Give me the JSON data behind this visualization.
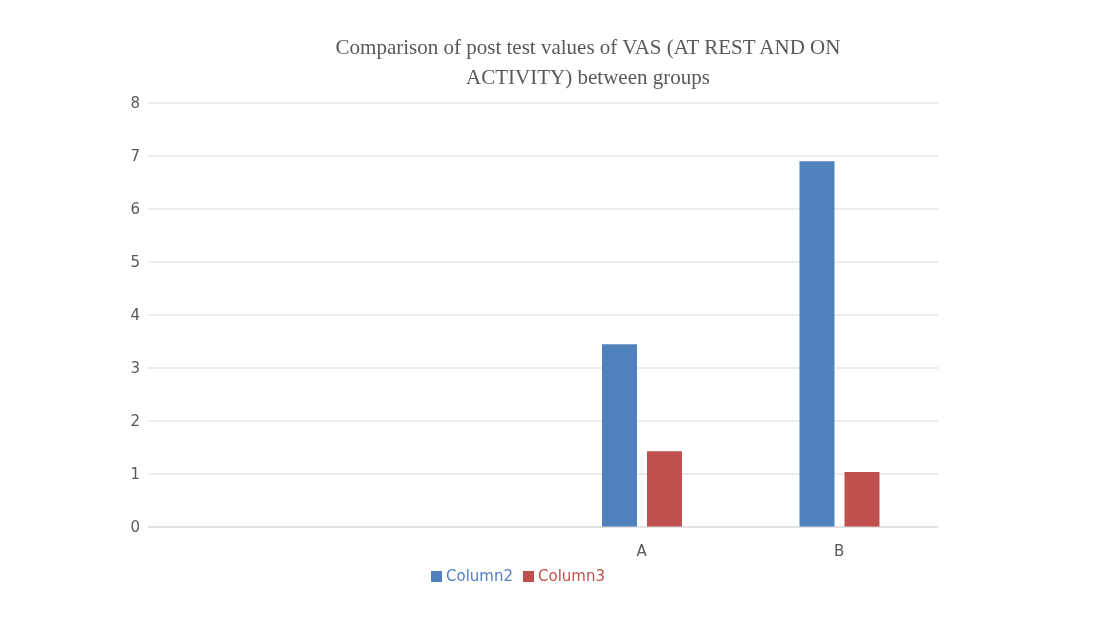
{
  "chart_data": {
    "type": "bar",
    "title": "Comparison of post test values of VAS (AT REST AND ON ACTIVITY) between groups",
    "categories": [
      null,
      null,
      "A",
      "B"
    ],
    "series": [
      {
        "name": "Column2",
        "color": "#4f81bd",
        "values": [
          null,
          null,
          3.45,
          6.9
        ]
      },
      {
        "name": "Column3",
        "color": "#c0504d",
        "values": [
          null,
          null,
          1.43,
          1.04
        ]
      }
    ],
    "ylim": [
      0,
      8
    ],
    "yticks": [
      0,
      1,
      2,
      3,
      4,
      5,
      6,
      7,
      8
    ],
    "grid": "y",
    "legend": "bottom"
  }
}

──────────────────────────────

> [PROBLEM DESCRIPTION]
All of the lines above should be retyped precisely, apart from the pictures.

> [OUTPUT]
Give me the JSON data behind this visualization.
{
  "chart_data": {
    "type": "bar",
    "title": "Comparison of post test values of VAS (AT REST AND ON ACTIVITY) between groups",
    "categories": [
      null,
      null,
      "A",
      "B"
    ],
    "series": [
      {
        "name": "Column2",
        "color": "#4f81bd",
        "values": [
          null,
          null,
          3.45,
          6.9
        ]
      },
      {
        "name": "Column3",
        "color": "#c0504d",
        "values": [
          null,
          null,
          1.43,
          1.04
        ]
      }
    ],
    "ylim": [
      0,
      8
    ],
    "yticks": [
      0,
      1,
      2,
      3,
      4,
      5,
      6,
      7,
      8
    ],
    "grid": "y",
    "legend": "bottom"
  }
}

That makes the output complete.